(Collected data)
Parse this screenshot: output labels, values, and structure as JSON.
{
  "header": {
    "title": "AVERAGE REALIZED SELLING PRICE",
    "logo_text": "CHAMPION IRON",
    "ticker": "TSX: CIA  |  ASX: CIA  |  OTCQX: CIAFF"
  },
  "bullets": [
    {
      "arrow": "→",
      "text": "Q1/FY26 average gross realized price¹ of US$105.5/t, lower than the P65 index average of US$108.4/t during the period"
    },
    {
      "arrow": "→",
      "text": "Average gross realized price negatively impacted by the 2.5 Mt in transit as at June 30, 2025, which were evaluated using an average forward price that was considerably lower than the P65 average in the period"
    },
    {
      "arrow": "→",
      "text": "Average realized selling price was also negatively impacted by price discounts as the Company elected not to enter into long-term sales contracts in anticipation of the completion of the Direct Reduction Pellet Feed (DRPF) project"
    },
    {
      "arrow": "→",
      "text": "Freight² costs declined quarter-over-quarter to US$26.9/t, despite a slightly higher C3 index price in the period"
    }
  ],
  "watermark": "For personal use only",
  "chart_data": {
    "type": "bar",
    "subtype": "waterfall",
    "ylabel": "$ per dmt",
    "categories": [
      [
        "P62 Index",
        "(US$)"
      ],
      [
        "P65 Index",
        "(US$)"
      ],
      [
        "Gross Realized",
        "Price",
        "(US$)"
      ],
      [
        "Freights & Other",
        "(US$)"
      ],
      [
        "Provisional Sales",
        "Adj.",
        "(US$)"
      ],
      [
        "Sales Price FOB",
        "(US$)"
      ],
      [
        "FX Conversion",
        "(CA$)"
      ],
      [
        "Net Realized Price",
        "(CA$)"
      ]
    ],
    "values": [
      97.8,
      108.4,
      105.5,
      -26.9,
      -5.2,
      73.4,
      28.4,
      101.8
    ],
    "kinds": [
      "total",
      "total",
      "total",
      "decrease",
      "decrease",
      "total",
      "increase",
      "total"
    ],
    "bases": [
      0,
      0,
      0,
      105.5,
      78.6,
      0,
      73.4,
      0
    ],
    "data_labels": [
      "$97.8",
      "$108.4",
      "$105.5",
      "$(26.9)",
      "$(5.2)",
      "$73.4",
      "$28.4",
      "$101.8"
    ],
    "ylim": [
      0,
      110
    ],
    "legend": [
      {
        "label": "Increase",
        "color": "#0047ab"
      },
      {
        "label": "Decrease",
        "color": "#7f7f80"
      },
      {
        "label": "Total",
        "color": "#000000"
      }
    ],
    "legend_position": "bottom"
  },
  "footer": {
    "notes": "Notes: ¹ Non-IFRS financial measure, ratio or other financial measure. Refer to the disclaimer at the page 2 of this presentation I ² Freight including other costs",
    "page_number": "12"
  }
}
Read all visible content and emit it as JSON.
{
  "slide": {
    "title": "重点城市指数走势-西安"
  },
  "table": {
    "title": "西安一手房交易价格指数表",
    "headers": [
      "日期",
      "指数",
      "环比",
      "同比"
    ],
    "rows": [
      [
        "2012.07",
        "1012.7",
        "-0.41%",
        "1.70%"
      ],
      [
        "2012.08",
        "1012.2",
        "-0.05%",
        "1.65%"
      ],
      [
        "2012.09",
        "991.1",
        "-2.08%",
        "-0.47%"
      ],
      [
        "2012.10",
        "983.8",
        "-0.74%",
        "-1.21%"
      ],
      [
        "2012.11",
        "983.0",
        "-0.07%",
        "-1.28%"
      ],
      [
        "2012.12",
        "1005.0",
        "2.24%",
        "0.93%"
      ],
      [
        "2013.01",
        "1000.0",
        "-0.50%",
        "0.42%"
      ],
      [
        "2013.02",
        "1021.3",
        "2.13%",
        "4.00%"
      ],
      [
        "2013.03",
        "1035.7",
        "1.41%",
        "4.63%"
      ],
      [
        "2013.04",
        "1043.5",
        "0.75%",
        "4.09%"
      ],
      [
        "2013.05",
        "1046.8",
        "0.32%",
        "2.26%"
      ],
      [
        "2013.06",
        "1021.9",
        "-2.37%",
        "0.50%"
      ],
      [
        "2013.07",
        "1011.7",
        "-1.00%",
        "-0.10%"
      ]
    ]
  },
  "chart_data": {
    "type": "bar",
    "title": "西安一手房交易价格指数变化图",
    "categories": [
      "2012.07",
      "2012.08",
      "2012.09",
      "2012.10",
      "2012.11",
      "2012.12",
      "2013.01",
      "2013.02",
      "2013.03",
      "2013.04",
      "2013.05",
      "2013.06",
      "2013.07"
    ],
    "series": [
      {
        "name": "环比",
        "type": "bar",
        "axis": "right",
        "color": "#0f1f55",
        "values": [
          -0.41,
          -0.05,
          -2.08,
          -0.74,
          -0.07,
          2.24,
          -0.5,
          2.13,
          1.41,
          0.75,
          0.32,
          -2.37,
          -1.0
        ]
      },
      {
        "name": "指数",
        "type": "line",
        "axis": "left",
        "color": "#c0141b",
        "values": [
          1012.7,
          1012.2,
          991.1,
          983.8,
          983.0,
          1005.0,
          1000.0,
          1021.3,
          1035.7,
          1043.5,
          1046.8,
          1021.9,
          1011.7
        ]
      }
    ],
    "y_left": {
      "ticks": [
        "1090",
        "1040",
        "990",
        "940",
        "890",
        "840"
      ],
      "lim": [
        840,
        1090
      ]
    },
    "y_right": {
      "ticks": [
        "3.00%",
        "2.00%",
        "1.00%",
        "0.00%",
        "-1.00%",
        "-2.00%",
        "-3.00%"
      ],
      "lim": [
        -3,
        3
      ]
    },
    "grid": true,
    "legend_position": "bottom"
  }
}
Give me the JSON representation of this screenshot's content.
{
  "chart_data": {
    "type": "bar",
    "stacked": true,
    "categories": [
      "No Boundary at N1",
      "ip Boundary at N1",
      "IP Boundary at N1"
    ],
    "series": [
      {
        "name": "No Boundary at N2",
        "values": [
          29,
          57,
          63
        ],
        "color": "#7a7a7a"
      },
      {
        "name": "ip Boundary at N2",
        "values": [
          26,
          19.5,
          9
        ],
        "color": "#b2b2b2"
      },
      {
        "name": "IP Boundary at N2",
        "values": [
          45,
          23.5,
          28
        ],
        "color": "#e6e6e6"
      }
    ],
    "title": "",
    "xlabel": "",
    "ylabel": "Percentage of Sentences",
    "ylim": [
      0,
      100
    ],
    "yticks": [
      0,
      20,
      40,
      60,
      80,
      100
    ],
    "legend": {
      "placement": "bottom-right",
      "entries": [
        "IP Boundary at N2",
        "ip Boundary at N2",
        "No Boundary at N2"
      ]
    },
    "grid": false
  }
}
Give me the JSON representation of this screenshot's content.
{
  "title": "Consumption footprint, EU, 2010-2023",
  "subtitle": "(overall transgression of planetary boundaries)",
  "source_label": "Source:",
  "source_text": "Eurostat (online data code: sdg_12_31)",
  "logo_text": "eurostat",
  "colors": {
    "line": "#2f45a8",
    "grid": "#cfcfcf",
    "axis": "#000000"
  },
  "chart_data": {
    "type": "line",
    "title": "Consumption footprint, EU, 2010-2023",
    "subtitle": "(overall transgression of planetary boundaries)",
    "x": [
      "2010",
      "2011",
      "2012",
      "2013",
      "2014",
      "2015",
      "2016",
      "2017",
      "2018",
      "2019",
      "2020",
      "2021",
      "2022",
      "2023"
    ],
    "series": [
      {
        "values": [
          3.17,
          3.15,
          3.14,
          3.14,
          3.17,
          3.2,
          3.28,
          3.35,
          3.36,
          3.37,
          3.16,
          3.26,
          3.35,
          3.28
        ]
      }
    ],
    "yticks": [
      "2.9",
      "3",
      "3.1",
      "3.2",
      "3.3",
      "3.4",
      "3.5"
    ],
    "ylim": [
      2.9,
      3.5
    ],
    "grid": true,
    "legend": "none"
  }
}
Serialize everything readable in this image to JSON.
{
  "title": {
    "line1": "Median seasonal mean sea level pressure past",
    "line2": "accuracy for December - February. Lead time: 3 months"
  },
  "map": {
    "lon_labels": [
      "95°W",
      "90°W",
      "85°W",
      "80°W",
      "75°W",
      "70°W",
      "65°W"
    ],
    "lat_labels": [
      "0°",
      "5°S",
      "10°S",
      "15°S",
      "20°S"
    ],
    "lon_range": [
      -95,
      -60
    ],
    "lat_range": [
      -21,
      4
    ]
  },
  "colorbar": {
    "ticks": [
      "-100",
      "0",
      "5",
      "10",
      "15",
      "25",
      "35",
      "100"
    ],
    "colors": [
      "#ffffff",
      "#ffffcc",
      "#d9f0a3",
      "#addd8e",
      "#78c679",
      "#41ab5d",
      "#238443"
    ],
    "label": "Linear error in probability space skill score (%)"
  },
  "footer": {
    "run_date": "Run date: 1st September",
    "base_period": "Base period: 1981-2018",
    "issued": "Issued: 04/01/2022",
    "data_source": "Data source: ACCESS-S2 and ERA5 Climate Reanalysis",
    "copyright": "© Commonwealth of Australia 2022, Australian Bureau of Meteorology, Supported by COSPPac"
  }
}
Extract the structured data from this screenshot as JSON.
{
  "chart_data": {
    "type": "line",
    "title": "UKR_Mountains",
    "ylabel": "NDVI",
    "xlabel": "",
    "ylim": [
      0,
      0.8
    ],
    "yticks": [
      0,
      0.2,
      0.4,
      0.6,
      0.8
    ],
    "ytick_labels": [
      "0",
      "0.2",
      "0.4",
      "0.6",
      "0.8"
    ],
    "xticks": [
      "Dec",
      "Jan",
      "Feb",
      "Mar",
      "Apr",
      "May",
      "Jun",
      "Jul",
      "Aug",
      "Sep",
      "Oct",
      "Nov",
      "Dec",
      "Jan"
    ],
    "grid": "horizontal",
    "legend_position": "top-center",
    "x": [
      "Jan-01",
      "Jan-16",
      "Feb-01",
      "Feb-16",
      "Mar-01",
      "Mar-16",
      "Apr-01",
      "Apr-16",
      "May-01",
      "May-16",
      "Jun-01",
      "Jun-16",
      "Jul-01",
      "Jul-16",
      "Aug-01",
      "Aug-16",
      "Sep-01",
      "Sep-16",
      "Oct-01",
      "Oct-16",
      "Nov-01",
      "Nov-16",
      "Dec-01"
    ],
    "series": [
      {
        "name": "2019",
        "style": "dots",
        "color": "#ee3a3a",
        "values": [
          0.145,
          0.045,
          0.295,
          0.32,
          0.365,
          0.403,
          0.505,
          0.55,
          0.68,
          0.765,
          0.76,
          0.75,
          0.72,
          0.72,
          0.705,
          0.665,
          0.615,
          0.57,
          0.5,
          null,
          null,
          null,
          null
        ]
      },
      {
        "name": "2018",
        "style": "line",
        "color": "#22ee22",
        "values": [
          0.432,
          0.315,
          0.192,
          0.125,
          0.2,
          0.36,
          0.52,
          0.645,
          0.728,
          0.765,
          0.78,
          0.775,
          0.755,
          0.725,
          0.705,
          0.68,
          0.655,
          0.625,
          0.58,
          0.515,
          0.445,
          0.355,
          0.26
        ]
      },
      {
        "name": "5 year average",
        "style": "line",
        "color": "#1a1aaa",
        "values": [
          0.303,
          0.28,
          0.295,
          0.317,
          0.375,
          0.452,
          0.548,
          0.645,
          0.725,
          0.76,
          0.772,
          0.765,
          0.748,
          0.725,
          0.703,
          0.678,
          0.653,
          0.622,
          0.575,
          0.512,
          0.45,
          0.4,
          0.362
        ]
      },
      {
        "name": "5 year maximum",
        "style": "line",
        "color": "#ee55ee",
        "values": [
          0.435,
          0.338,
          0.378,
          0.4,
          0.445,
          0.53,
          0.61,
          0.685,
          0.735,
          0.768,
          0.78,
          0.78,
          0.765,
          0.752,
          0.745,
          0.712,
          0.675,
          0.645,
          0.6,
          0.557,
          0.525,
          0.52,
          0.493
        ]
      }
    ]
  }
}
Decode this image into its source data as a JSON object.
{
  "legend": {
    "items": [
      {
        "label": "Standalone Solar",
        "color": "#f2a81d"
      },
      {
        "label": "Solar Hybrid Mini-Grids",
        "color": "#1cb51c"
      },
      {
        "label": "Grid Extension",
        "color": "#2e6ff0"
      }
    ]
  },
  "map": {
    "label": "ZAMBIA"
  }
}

PROBLEM REQUIREMENTS
Could you give again exactly the lines from the line containing "Decode this image" through the final line of the data above, and no others?

WRITTEN REPLY
Decode this image into its source data as a JSON object.
{
  "legend": {
    "items": [
      {
        "label": "Standalone Solar",
        "color": "#f2a81d"
      },
      {
        "label": "Solar Hybrid Mini-Grids",
        "color": "#1cb51c"
      },
      {
        "label": "Grid Extension",
        "color": "#2e6ff0"
      }
    ]
  },
  "map": {
    "label": "ZAMBIA"
  }
}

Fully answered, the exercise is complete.